Find the number of lines containing the string "title" in the data. Answer with the number by itself.

[Extracted records]
__________________________________________________
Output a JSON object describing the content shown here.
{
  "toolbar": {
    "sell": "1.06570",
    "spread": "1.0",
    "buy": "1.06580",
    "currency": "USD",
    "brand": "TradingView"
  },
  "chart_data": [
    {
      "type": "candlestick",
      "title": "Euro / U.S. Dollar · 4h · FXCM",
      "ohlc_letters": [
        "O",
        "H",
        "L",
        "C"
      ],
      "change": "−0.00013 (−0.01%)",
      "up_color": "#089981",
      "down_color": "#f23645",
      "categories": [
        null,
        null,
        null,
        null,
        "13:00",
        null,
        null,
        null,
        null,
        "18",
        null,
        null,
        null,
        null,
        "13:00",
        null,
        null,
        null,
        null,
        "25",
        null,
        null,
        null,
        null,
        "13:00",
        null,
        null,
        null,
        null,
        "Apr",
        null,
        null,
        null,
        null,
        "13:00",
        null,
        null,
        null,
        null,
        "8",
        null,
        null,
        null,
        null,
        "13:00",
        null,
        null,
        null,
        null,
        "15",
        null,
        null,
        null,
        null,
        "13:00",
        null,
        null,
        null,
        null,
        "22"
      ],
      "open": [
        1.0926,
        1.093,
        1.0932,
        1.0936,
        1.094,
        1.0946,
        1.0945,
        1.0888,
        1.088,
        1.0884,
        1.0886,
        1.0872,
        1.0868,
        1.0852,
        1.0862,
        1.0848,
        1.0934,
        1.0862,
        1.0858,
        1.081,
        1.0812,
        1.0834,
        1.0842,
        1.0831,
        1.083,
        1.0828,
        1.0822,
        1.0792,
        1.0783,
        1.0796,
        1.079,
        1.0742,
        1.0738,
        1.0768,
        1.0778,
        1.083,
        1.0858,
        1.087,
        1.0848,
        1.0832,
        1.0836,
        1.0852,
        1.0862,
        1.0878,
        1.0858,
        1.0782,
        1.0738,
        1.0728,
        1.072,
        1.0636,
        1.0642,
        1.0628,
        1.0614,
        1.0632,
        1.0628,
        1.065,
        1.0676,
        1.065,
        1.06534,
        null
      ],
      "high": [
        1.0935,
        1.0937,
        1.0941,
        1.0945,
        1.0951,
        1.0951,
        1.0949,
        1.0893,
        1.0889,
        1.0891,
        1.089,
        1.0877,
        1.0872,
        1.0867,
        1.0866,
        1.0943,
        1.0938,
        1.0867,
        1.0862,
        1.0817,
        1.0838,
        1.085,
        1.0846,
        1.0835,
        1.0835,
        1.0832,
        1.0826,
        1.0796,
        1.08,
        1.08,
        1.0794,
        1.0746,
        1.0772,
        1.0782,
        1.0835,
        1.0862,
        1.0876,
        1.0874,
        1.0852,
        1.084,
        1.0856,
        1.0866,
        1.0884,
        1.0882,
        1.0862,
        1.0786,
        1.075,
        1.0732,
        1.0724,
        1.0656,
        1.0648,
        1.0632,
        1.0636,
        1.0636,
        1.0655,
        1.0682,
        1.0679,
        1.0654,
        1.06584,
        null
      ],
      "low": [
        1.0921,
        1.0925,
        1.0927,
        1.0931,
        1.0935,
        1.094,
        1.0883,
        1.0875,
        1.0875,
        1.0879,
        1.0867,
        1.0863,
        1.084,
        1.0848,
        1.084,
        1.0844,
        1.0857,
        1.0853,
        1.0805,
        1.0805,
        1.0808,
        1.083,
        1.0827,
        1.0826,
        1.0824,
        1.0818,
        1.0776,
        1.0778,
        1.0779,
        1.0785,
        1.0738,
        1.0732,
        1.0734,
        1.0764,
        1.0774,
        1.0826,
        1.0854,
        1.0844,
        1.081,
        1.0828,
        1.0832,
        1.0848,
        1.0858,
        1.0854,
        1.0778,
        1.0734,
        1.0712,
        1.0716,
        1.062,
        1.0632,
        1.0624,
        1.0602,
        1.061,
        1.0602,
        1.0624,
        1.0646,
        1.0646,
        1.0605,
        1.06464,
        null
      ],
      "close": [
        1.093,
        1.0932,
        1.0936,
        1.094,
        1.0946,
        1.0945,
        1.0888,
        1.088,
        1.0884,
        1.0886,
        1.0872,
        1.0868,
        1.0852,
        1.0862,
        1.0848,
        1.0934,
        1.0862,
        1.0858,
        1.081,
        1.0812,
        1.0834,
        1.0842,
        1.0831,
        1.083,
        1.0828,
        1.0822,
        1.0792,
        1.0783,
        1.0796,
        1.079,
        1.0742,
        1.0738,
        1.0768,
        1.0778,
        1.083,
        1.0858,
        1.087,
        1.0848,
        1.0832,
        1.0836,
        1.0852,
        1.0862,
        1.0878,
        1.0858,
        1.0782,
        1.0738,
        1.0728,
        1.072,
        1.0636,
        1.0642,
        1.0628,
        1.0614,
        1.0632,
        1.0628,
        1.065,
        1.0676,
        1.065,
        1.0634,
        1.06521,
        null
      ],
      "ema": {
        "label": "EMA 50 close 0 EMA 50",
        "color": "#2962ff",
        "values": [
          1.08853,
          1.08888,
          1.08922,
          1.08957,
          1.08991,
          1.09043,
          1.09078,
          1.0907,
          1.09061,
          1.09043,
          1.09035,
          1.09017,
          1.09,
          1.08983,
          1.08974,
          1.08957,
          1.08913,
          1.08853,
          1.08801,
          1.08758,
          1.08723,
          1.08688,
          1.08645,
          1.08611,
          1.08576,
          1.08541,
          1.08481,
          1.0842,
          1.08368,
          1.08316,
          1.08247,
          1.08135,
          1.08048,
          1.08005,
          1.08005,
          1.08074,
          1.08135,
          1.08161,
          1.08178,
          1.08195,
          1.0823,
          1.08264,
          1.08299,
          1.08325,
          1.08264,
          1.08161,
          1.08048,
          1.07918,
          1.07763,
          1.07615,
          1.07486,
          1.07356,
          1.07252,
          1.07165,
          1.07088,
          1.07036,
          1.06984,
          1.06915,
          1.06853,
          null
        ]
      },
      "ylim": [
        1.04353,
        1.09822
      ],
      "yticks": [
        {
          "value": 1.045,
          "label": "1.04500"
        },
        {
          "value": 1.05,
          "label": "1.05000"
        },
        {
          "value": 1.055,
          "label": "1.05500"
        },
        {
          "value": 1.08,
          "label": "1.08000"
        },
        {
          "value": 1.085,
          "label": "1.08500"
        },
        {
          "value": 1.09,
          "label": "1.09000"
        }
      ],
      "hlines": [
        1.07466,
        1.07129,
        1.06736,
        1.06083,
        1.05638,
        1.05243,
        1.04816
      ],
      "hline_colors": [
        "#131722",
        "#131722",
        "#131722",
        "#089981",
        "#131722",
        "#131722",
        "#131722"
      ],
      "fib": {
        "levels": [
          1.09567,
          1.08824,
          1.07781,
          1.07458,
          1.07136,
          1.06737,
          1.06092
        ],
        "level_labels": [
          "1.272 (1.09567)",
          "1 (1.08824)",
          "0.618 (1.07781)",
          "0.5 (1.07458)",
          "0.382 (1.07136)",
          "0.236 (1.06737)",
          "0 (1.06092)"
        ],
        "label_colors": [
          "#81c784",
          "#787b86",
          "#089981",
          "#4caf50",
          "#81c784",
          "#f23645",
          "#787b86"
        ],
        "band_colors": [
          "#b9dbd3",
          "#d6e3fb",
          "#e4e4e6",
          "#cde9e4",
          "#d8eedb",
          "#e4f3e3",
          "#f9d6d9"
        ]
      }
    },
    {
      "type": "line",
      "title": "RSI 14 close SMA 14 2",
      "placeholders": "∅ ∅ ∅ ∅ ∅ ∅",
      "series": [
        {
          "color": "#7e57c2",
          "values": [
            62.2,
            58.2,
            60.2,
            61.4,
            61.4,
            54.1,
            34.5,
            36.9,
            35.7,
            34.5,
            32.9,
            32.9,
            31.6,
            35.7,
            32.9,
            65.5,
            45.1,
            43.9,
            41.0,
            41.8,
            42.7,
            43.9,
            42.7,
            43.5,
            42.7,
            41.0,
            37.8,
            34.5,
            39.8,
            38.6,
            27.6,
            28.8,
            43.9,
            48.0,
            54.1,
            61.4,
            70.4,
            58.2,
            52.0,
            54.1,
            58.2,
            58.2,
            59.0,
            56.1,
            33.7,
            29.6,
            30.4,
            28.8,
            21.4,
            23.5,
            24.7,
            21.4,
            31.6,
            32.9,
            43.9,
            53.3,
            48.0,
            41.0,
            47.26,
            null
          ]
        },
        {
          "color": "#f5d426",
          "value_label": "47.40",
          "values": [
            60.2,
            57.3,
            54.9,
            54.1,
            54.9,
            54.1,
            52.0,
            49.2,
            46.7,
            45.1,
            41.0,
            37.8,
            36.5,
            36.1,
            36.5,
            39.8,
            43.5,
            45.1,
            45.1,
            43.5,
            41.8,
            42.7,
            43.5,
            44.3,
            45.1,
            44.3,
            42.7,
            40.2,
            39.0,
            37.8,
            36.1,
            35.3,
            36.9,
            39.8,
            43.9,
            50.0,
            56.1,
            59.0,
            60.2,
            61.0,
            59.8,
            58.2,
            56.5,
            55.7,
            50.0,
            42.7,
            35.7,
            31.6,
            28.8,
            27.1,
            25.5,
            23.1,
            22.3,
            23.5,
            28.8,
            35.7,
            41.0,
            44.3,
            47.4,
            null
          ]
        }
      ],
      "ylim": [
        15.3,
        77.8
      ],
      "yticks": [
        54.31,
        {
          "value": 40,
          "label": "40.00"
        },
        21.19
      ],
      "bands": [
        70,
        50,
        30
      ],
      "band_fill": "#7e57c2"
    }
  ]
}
__________________________________________________
* **The completed task**
2